▸ REQUIREMENTS
Copy each line below in which the string "this" occurs.

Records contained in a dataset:
▬▬▬▬▬▬▬▬▬▬
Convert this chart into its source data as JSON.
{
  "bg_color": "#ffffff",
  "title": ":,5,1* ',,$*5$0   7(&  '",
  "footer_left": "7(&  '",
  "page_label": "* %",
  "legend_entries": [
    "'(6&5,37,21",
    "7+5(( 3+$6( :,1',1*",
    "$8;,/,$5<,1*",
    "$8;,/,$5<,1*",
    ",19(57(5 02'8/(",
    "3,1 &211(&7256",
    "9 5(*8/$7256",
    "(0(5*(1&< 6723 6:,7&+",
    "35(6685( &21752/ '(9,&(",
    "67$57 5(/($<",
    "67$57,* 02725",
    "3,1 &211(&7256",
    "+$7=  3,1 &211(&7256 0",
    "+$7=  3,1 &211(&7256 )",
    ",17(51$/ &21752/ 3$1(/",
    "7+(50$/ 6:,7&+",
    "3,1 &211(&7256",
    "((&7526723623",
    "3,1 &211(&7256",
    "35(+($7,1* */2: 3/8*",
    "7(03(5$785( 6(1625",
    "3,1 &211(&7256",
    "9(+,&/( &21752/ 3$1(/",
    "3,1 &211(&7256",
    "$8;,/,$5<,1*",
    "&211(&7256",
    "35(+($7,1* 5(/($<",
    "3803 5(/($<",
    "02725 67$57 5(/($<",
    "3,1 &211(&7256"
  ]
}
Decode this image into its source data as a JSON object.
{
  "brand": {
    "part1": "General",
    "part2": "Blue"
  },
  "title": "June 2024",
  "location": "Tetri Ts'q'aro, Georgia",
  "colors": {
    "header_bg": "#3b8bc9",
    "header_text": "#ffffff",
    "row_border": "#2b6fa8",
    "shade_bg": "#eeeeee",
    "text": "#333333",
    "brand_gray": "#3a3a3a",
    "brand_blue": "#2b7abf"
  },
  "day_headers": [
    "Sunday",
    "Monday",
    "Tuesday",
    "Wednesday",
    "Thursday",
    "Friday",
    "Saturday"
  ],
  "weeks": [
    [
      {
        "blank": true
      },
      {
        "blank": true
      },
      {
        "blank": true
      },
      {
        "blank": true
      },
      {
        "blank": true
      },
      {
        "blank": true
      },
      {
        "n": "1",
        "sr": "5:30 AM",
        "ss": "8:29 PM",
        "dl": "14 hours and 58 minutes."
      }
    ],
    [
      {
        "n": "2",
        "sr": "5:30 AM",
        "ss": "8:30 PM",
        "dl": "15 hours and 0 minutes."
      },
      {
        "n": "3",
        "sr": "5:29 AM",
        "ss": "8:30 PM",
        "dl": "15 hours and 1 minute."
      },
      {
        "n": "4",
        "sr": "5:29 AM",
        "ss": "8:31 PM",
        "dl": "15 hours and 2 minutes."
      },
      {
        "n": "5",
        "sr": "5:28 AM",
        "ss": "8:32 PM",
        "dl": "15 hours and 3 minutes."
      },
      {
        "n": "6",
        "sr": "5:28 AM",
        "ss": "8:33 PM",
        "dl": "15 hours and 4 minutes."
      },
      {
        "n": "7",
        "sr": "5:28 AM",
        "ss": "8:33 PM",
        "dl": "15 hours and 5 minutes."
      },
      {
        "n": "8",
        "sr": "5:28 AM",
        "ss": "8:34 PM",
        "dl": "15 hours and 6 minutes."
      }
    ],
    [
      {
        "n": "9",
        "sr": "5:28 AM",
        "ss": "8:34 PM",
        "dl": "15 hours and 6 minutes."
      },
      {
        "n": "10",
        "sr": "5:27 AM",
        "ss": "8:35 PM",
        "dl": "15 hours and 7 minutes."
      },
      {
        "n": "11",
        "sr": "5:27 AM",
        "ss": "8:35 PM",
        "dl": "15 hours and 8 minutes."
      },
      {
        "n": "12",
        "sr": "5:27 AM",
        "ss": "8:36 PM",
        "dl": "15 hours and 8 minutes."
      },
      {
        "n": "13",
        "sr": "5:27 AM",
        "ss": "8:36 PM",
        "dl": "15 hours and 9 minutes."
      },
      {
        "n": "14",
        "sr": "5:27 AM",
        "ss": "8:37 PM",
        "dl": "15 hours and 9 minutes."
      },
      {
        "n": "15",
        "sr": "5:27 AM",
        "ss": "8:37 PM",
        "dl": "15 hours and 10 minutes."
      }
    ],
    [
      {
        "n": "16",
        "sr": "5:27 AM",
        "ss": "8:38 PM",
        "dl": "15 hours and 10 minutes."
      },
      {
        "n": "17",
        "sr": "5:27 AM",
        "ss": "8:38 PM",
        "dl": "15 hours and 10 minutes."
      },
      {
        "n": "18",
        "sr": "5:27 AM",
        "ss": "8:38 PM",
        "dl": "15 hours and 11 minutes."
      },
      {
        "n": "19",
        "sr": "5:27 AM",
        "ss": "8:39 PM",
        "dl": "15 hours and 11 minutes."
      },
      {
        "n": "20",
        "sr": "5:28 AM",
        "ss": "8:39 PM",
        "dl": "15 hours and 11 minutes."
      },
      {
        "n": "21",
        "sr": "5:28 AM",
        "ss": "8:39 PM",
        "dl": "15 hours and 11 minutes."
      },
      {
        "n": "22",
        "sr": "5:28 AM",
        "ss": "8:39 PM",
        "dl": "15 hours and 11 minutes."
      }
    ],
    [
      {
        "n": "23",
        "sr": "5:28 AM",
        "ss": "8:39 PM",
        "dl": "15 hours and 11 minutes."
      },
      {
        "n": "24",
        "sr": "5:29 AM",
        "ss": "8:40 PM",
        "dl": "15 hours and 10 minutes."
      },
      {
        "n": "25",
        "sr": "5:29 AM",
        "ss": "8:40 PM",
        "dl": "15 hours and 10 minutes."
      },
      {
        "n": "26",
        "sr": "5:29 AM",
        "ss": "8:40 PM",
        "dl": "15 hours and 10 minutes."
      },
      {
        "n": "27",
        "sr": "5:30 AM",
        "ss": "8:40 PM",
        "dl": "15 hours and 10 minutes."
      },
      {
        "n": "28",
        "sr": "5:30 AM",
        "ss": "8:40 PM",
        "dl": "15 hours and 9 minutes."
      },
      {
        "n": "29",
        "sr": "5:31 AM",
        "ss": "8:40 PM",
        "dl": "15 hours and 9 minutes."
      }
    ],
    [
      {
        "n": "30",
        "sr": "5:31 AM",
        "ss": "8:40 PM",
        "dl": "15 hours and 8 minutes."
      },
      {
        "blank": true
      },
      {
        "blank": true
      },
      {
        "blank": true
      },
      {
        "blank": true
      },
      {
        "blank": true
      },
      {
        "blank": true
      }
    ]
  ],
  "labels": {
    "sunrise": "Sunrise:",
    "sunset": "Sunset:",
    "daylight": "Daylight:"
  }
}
▬▬▬▬▬▬▬▬▬▬
▸ WORKED ANSWER
Convert this chart into its source data as JSON.
Decode this image into its source data as a JSON object.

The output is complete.